═════ Material to process ═════
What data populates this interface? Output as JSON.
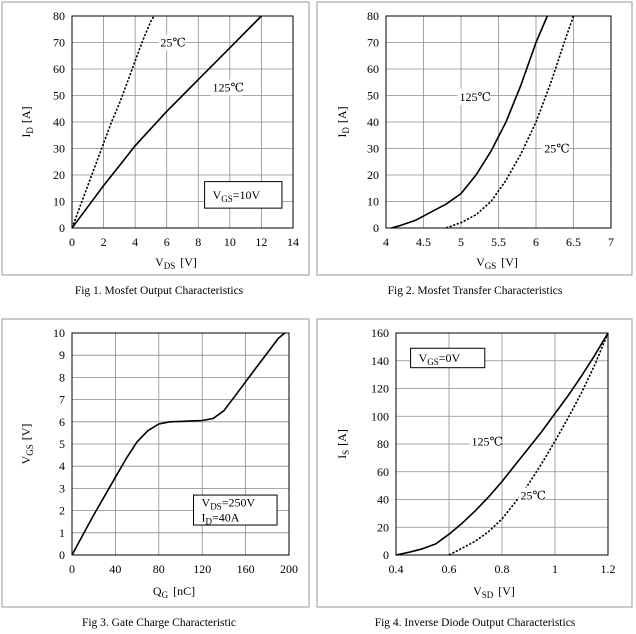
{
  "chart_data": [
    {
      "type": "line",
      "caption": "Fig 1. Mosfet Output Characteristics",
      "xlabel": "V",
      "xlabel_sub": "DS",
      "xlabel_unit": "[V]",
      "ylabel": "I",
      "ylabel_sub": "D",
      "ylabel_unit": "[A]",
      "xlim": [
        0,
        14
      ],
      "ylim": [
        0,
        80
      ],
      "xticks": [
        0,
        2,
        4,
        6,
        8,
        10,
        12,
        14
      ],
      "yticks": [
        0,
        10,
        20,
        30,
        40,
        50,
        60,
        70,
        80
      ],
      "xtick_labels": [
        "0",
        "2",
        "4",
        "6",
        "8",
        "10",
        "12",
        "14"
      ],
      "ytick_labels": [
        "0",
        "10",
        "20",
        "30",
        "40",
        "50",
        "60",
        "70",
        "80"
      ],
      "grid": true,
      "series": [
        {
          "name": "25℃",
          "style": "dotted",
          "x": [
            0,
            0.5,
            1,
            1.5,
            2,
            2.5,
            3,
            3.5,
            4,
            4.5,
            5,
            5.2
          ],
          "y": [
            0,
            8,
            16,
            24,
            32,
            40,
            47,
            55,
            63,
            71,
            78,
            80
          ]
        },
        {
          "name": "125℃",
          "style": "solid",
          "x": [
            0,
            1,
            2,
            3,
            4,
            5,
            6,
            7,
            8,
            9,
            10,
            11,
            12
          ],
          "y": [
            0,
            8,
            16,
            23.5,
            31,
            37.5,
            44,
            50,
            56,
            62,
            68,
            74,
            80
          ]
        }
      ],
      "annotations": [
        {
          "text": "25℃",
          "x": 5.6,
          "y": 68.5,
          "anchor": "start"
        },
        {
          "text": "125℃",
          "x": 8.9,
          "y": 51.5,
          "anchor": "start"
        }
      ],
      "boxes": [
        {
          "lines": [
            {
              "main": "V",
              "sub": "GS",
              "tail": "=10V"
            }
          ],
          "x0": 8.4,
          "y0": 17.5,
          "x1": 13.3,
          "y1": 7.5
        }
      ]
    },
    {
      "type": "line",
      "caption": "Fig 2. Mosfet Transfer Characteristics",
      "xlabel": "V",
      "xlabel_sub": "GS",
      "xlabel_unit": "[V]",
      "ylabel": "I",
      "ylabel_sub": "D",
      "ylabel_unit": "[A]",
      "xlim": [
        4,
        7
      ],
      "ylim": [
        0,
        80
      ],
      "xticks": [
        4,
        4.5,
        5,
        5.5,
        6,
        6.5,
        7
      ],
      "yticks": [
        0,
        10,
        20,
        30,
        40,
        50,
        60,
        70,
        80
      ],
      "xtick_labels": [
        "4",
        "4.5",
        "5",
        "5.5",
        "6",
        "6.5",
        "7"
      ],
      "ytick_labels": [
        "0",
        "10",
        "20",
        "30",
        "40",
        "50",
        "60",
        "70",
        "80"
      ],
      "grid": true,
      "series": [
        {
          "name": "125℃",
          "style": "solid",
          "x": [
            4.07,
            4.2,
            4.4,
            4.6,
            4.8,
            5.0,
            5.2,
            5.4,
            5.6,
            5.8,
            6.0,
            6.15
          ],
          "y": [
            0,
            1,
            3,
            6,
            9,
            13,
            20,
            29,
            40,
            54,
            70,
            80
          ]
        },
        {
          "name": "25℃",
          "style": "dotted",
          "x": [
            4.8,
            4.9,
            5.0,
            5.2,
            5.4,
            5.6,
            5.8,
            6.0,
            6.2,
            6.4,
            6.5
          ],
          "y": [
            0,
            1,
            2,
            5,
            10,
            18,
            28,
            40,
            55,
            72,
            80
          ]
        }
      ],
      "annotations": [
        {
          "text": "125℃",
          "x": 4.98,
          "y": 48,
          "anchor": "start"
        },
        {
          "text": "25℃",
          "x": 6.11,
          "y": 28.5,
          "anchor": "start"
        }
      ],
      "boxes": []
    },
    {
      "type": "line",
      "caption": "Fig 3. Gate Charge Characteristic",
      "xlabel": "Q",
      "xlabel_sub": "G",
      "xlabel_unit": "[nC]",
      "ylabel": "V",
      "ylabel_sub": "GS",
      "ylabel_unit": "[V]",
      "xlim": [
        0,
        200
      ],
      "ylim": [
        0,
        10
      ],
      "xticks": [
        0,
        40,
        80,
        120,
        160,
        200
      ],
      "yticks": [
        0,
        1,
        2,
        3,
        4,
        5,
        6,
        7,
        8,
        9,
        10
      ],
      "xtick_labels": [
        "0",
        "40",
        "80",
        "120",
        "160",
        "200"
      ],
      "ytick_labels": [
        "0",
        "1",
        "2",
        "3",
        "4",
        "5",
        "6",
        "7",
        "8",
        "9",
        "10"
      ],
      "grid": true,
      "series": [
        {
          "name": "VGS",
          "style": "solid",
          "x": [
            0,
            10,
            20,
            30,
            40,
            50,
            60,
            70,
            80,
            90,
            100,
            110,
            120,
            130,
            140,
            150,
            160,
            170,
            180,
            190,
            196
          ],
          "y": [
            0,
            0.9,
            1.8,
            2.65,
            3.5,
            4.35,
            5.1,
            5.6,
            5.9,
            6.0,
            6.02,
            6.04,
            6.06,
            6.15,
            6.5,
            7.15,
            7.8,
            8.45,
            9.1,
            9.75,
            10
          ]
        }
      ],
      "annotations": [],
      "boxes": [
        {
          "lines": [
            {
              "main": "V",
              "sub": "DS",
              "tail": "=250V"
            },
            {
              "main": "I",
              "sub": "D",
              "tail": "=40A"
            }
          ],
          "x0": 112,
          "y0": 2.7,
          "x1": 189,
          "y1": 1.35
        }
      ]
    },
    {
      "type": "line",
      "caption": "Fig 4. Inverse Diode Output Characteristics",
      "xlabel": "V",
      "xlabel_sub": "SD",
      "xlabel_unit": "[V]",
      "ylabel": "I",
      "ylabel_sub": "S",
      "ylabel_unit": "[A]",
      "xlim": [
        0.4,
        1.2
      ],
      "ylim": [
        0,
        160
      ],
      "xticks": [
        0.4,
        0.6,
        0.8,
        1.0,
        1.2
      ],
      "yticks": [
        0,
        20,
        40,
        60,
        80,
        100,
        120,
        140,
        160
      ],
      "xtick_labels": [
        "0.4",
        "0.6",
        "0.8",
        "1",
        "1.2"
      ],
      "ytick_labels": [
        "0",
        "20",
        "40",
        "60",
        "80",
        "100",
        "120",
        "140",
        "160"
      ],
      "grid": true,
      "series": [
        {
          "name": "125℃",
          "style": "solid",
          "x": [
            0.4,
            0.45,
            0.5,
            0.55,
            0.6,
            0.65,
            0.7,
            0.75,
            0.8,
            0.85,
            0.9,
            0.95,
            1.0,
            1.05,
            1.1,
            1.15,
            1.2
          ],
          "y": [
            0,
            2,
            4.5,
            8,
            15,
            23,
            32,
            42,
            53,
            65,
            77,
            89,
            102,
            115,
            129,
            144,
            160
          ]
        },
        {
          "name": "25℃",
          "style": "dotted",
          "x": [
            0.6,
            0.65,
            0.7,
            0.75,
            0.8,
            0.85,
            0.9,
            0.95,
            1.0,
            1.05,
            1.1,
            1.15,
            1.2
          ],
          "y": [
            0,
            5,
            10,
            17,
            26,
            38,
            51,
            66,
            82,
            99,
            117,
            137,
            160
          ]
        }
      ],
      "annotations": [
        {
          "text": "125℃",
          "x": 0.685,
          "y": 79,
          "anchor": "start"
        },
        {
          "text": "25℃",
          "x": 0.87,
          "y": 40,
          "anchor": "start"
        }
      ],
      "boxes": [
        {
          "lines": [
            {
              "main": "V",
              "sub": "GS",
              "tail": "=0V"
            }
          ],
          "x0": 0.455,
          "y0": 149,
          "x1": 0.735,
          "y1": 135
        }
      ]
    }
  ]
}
═════
═════ Material to process ═════
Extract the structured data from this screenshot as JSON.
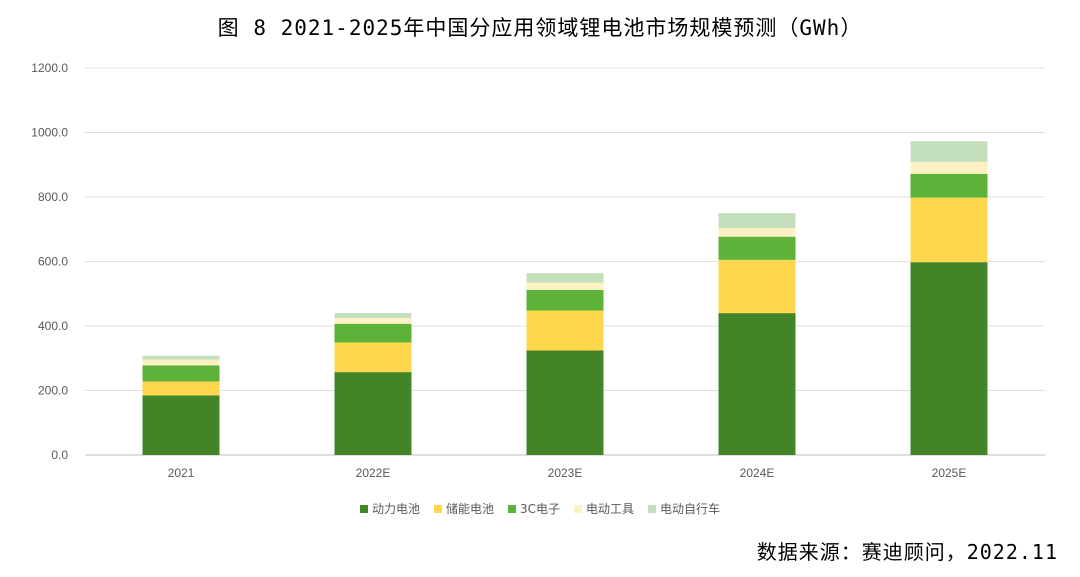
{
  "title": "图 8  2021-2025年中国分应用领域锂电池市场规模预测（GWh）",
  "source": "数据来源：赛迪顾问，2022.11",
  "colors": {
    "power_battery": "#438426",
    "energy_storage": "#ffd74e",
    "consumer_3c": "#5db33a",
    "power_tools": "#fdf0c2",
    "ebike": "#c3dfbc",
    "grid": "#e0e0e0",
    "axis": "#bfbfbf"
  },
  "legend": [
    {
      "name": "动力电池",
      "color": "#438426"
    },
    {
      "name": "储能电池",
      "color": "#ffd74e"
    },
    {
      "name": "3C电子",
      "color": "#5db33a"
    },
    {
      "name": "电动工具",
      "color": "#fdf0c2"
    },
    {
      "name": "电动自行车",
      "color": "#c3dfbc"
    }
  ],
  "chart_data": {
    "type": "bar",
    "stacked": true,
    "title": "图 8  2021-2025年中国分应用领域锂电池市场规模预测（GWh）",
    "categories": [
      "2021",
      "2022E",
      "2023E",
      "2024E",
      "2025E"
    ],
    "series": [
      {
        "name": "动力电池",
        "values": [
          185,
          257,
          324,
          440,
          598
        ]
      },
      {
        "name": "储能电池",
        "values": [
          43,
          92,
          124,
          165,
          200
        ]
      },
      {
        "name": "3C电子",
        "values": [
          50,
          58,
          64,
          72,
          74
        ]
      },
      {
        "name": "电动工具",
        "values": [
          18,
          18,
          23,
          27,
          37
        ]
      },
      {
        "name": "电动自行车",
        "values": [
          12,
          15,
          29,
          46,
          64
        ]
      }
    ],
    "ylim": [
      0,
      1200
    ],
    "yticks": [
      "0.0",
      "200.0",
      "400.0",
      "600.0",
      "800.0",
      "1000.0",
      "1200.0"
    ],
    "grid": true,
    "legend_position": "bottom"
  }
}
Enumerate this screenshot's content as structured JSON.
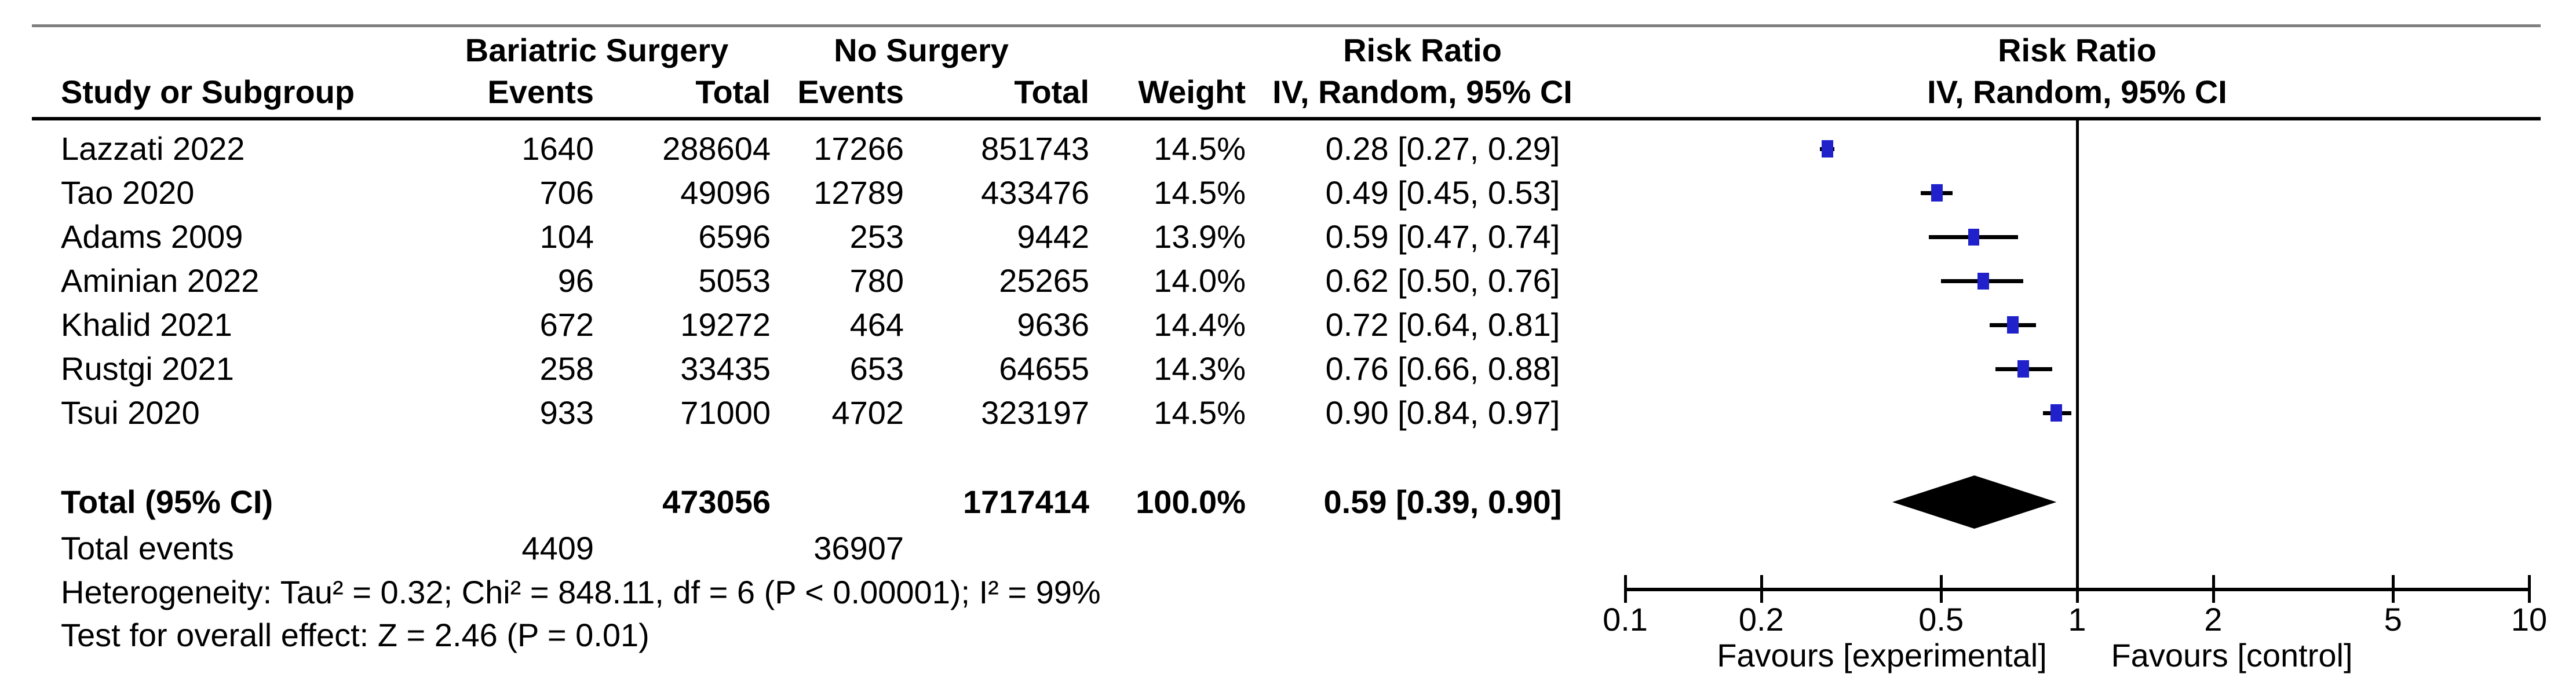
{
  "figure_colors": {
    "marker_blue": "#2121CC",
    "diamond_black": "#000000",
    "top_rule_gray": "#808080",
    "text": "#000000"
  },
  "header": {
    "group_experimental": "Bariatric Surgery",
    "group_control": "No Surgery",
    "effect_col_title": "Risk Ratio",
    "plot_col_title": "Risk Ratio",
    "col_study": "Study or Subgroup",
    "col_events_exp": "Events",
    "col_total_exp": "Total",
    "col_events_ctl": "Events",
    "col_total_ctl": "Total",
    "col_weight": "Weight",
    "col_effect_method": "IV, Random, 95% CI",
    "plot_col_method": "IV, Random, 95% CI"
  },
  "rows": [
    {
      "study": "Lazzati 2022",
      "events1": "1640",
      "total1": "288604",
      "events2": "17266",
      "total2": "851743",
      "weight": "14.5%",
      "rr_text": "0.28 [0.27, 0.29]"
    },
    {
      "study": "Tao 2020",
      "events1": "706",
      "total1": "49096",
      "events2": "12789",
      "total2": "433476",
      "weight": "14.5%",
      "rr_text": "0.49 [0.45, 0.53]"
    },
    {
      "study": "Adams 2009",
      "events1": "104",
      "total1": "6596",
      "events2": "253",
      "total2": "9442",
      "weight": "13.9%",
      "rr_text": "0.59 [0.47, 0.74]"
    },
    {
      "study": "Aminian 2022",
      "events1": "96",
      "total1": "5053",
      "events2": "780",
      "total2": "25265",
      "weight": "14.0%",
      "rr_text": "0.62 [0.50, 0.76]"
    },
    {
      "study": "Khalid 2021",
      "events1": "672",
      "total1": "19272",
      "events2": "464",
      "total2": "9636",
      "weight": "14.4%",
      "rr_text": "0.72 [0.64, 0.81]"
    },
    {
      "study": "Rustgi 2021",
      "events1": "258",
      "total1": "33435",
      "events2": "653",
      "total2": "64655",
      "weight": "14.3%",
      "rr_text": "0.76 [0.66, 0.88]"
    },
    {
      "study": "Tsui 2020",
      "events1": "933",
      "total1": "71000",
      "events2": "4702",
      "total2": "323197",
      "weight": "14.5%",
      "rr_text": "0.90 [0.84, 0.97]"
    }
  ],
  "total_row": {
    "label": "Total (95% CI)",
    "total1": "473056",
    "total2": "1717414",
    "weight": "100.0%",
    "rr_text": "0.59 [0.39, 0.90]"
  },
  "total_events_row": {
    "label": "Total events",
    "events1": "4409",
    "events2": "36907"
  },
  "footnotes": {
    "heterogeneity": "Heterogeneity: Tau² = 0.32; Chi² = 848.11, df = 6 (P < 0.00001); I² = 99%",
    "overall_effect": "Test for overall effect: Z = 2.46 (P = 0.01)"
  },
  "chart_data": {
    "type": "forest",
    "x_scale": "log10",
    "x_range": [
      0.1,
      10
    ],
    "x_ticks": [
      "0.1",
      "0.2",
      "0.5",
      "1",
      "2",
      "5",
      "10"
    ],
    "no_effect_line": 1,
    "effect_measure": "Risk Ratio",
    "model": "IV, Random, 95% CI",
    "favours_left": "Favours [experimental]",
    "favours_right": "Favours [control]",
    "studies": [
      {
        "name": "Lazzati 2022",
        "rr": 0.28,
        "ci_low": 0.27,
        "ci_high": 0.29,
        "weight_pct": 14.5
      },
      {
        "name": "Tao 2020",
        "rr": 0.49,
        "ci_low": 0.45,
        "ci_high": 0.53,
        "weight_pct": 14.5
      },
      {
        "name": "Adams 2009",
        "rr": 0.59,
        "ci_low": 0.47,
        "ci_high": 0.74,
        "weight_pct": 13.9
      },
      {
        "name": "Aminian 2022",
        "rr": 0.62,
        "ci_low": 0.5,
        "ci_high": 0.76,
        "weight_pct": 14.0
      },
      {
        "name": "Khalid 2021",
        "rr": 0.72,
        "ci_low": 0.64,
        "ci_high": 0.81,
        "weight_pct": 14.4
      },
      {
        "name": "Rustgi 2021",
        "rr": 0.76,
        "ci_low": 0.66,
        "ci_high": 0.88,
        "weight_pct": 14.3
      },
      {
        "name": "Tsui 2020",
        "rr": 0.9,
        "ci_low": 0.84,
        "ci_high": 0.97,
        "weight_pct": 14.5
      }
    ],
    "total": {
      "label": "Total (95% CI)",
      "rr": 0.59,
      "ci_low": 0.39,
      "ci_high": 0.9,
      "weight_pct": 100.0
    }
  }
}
═════
*Work to do*
Return each line among the entries that holds the word "Lazzati".

*Task output*
      "study": "Lazzati 2022",
        "name": "Lazzati 2022",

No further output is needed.